▶ _TASK STATEMENT_
Transcribe each line of the records below exactly, excluding any embedded images.

▶ _DATA ENTRIES_
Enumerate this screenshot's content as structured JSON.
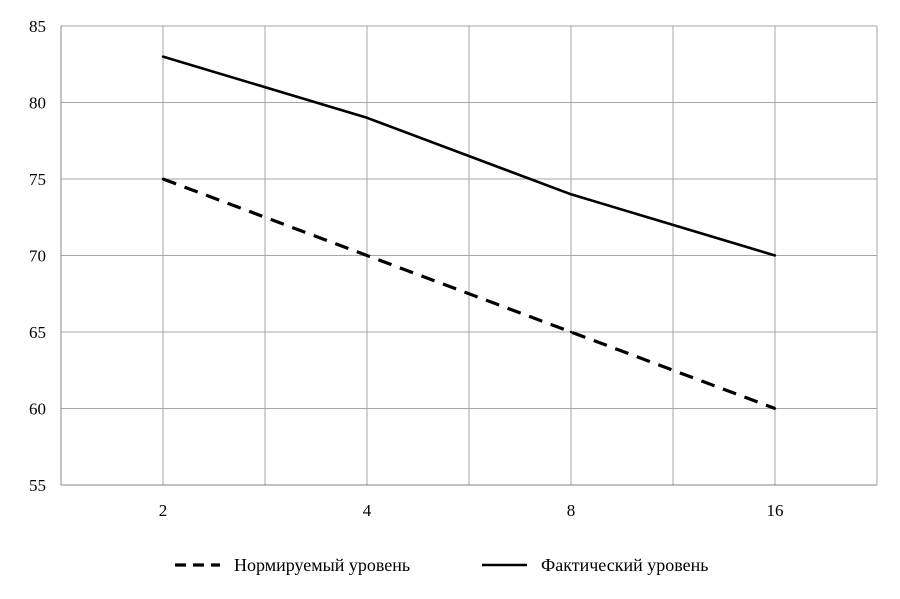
{
  "chart_data": {
    "type": "line",
    "categories": [
      "2",
      "",
      "4",
      "",
      "8",
      "",
      "16",
      ""
    ],
    "y_ticks": [
      "55",
      "60",
      "65",
      "70",
      "75",
      "80",
      "85"
    ],
    "ylim": [
      55,
      85
    ],
    "grid": true,
    "legend_position": "bottom",
    "series": [
      {
        "name": "Нормируемый уровень",
        "style": "dashed",
        "color": "#000000",
        "points": [
          {
            "category_index": 0,
            "y": 75
          },
          {
            "category_index": 2,
            "y": 70
          },
          {
            "category_index": 4,
            "y": 65
          },
          {
            "category_index": 6,
            "y": 60
          }
        ]
      },
      {
        "name": "Фактический уровень",
        "style": "solid",
        "color": "#000000",
        "points": [
          {
            "category_index": 0,
            "y": 83
          },
          {
            "category_index": 2,
            "y": 79
          },
          {
            "category_index": 4,
            "y": 74
          },
          {
            "category_index": 6,
            "y": 70
          }
        ]
      }
    ]
  }
}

▶ _CORRECT ANSWER_
Enumerate this screenshot's content as structured JSON.
{
  "chart_data": {
    "type": "line",
    "categories": [
      "2",
      "",
      "4",
      "",
      "8",
      "",
      "16",
      ""
    ],
    "y_ticks": [
      "55",
      "60",
      "65",
      "70",
      "75",
      "80",
      "85"
    ],
    "ylim": [
      55,
      85
    ],
    "grid": true,
    "legend_position": "bottom",
    "series": [
      {
        "name": "Нормируемый уровень",
        "style": "dashed",
        "color": "#000000",
        "points": [
          {
            "category_index": 0,
            "y": 75
          },
          {
            "category_index": 2,
            "y": 70
          },
          {
            "category_index": 4,
            "y": 65
          },
          {
            "category_index": 6,
            "y": 60
          }
        ]
      },
      {
        "name": "Фактический уровень",
        "style": "solid",
        "color": "#000000",
        "points": [
          {
            "category_index": 0,
            "y": 83
          },
          {
            "category_index": 2,
            "y": 79
          },
          {
            "category_index": 4,
            "y": 74
          },
          {
            "category_index": 6,
            "y": 70
          }
        ]
      }
    ]
  }
}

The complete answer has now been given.